WHAT IS BEING ASKED: All material below is to be reproduced exactly.
#### EXCERPTED RECORDS
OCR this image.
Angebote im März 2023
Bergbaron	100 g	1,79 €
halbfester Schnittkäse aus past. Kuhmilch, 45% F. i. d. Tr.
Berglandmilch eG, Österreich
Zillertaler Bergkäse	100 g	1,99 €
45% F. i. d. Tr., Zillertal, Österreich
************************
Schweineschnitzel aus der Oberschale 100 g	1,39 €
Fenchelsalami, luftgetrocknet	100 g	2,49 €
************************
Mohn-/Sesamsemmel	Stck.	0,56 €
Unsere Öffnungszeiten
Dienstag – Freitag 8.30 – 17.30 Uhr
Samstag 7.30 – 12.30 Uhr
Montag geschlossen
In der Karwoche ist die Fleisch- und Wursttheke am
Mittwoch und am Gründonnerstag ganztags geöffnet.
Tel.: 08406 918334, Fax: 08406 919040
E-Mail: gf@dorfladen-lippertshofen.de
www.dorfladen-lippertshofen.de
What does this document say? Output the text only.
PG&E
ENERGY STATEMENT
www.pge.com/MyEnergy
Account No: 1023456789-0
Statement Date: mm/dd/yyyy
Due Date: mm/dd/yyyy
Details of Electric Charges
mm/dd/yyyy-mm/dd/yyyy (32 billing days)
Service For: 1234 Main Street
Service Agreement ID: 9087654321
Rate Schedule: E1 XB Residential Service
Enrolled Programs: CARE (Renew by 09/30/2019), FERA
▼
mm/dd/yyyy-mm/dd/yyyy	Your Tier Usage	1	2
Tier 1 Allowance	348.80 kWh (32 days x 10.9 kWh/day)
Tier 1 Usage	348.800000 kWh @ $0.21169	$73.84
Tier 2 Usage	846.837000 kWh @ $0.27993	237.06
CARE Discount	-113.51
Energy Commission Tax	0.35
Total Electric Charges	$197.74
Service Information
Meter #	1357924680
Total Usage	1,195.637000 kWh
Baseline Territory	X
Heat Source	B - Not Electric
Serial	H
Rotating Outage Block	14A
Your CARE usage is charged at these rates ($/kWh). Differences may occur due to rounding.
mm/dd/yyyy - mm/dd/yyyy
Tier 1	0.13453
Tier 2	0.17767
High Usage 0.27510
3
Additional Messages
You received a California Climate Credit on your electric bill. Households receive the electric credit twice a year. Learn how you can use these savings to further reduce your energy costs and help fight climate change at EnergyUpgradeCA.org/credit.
########
WRITTEN REPLY:
OCR this image.
Angebote im März 2023
Bergbaron	100 g	1,79 €
halbfester Schnittkäse aus past. Kuhmilch, 45% F. i. d. Tr.
Berglandmilch eG, Österreich
Zillertaler Bergkäse	100 g	1,99 €
45% F. i. d. Tr., Zillertal, Österreich
************************
Schweineschnitzel aus der Oberschale 100 g	1,39 €
Fenchelsalami, luftgetrocknet	100 g	2,49 €
************************
Mohn-/Sesamsemmel	Stck.	0,56 €
Unsere Öffnungszeiten
Dienstag – Freitag 8.30 – 17.30 Uhr
Samstag 7.30 – 12.30 Uhr
Montag geschlossen
In der Karwoche ist die Fleisch- und Wursttheke am
Mittwoch und am Gründonnerstag ganztags geöffnet.
Tel.: 08406 918334, Fax: 08406 919040
E-Mail: gf@dorfladen-lippertshofen.de
www.dorfladen-lippertshofen.de
What does this document say? Output the text only.
PG&E
ENERGY STATEMENT
www.pge.com/MyEnergy
Account No: 1023456789-0
Statement Date: mm/dd/yyyy
Due Date: mm/dd/yyyy
Details of Electric Charges
mm/dd/yyyy-mm/dd/yyyy (32 billing days)
Service For: 1234 Main Street
Service Agreement ID: 9087654321
Rate Schedule: E1 XB Residential Service
Enrolled Programs: CARE (Renew by 09/30/2019), FERA
▼
mm/dd/yyyy-mm/dd/yyyy	Your Tier Usage	1	2
Tier 1 Allowance	348.80 kWh (32 days x 10.9 kWh/day)
Tier 1 Usage	348.800000 kWh @ $0.21169	$73.84
Tier 2 Usage	846.837000 kWh @ $0.27993	237.06
CARE Discount	-113.51
Energy Commission Tax	0.35
Total Electric Charges	$197.74
Service Information
Meter #	1357924680
Total Usage	1,195.637000 kWh
Baseline Territory	X
Heat Source	B - Not Electric
Serial	H
Rotating Outage Block	14A
Your CARE usage is charged at these rates ($/kWh). Differences may occur due to rounding.
mm/dd/yyyy - mm/dd/yyyy
Tier 1	0.13453
Tier 2	0.17767
High Usage 0.27510
3
Additional Messages
You received a California Climate Credit on your electric bill. Households receive the electric credit twice a year. Learn how you can use these savings to further reduce your energy costs and help fight climate change at EnergyUpgradeCA.org/credit.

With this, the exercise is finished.